**Stated task**:
The data below should be printed in full, exactly, and without any of its images.

==== Source records ====

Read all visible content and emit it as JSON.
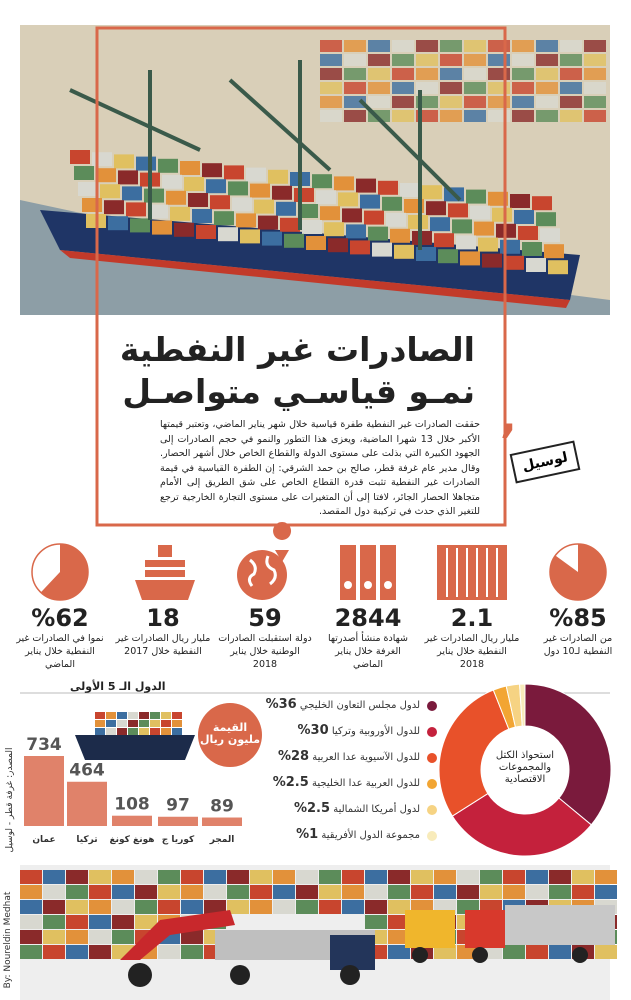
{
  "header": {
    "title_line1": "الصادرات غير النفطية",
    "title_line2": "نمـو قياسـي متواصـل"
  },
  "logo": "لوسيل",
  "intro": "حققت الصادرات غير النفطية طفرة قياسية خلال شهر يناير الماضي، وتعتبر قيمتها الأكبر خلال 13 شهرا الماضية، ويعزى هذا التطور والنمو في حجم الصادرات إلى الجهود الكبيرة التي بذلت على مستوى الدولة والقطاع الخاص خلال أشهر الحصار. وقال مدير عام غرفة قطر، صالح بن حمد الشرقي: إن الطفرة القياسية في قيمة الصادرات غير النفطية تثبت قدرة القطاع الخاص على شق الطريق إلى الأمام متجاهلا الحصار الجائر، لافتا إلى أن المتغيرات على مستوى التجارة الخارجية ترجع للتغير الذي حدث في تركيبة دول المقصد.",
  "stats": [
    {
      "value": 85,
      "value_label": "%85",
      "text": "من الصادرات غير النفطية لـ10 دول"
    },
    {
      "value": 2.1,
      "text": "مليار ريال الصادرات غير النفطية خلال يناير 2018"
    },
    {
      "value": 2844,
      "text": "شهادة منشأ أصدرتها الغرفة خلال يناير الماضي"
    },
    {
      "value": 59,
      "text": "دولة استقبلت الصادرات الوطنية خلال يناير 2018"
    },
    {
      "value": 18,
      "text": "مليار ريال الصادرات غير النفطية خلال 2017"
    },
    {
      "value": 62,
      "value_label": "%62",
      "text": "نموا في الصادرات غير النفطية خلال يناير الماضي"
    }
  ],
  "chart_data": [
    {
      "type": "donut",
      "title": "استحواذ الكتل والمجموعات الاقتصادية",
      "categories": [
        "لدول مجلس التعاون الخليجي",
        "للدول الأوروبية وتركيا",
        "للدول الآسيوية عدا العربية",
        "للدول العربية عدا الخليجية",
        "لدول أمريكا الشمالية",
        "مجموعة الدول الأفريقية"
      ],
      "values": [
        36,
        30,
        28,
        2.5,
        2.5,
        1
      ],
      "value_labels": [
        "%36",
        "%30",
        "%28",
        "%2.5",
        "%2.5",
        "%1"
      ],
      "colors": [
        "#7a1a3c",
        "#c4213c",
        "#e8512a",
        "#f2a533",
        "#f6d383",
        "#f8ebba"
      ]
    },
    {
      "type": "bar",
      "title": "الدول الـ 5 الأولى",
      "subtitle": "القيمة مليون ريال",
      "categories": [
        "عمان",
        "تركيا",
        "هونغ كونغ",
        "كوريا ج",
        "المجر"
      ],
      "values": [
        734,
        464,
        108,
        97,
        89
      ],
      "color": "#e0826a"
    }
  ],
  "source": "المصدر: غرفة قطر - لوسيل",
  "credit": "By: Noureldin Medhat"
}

====

**Complete output**:
Read all visible content and emit it as JSON.
{
  "header": {
    "title_line1": "الصادرات غير النفطية",
    "title_line2": "نمـو قياسـي متواصـل"
  },
  "logo": "لوسيل",
  "intro": "حققت الصادرات غير النفطية طفرة قياسية خلال شهر يناير الماضي، وتعتبر قيمتها الأكبر خلال 13 شهرا الماضية، ويعزى هذا التطور والنمو في حجم الصادرات إلى الجهود الكبيرة التي بذلت على مستوى الدولة والقطاع الخاص خلال أشهر الحصار. وقال مدير عام غرفة قطر، صالح بن حمد الشرقي: إن الطفرة القياسية في قيمة الصادرات غير النفطية تثبت قدرة القطاع الخاص على شق الطريق إلى الأمام متجاهلا الحصار الجائر، لافتا إلى أن المتغيرات على مستوى التجارة الخارجية ترجع للتغير الذي حدث في تركيبة دول المقصد.",
  "stats": [
    {
      "value": 85,
      "value_label": "%85",
      "text": "من الصادرات غير النفطية لـ10 دول"
    },
    {
      "value": 2.1,
      "text": "مليار ريال الصادرات غير النفطية خلال يناير 2018"
    },
    {
      "value": 2844,
      "text": "شهادة منشأ أصدرتها الغرفة خلال يناير الماضي"
    },
    {
      "value": 59,
      "text": "دولة استقبلت الصادرات الوطنية خلال يناير 2018"
    },
    {
      "value": 18,
      "text": "مليار ريال الصادرات غير النفطية خلال 2017"
    },
    {
      "value": 62,
      "value_label": "%62",
      "text": "نموا في الصادرات غير النفطية خلال يناير الماضي"
    }
  ],
  "chart_data": [
    {
      "type": "donut",
      "title": "استحواذ الكتل والمجموعات الاقتصادية",
      "categories": [
        "لدول مجلس التعاون الخليجي",
        "للدول الأوروبية وتركيا",
        "للدول الآسيوية عدا العربية",
        "للدول العربية عدا الخليجية",
        "لدول أمريكا الشمالية",
        "مجموعة الدول الأفريقية"
      ],
      "values": [
        36,
        30,
        28,
        2.5,
        2.5,
        1
      ],
      "value_labels": [
        "%36",
        "%30",
        "%28",
        "%2.5",
        "%2.5",
        "%1"
      ],
      "colors": [
        "#7a1a3c",
        "#c4213c",
        "#e8512a",
        "#f2a533",
        "#f6d383",
        "#f8ebba"
      ]
    },
    {
      "type": "bar",
      "title": "الدول الـ 5 الأولى",
      "subtitle": "القيمة مليون ريال",
      "categories": [
        "عمان",
        "تركيا",
        "هونغ كونغ",
        "كوريا ج",
        "المجر"
      ],
      "values": [
        734,
        464,
        108,
        97,
        89
      ],
      "color": "#e0826a"
    }
  ],
  "source": "المصدر: غرفة قطر - لوسيل",
  "credit": "By: Noureldin Medhat"
}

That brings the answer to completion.